* _Your assignment_: Make an exact copy of all the records.

------------------------

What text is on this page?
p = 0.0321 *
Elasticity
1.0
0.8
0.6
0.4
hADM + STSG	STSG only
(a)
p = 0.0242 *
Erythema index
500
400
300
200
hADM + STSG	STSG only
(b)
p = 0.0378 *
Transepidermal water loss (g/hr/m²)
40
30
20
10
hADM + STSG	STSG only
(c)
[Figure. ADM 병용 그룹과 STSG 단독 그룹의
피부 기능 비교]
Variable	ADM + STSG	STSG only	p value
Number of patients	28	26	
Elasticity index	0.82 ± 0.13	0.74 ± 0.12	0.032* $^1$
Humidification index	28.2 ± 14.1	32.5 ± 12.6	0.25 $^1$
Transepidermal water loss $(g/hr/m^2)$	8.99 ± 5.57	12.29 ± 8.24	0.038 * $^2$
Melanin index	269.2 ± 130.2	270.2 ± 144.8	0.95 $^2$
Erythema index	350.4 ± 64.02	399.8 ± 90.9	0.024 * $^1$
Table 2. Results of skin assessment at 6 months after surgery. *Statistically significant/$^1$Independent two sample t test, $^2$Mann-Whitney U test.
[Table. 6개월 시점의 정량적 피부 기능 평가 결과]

------------------------

* _Finished task_:
What text is on this page?
p = 0.0321 *
Elasticity
1.0
0.8
0.6
0.4
hADM + STSG	STSG only
(a)
p = 0.0242 *
Erythema index
500
400
300
200
hADM + STSG	STSG only
(b)
p = 0.0378 *
Transepidermal water loss (g/hr/m²)
40
30
20
10
hADM + STSG	STSG only
(c)
[Figure. ADM 병용 그룹과 STSG 단독 그룹의
피부 기능 비교]
Variable	ADM + STSG	STSG only	p value
Number of patients	28	26	
Elasticity index	0.82 ± 0.13	0.74 ± 0.12	0.032* $^1$
Humidification index	28.2 ± 14.1	32.5 ± 12.6	0.25 $^1$
Transepidermal water loss $(g/hr/m^2)$	8.99 ± 5.57	12.29 ± 8.24	0.038 * $^2$
Melanin index	269.2 ± 130.2	270.2 ± 144.8	0.95 $^2$
Erythema index	350.4 ± 64.02	399.8 ± 90.9	0.024 * $^1$
Table 2. Results of skin assessment at 6 months after surgery. *Statistically significant/$^1$Independent two sample t test, $^2$Mann-Whitney U test.
[Table. 6개월 시점의 정량적 피부 기능 평가 결과]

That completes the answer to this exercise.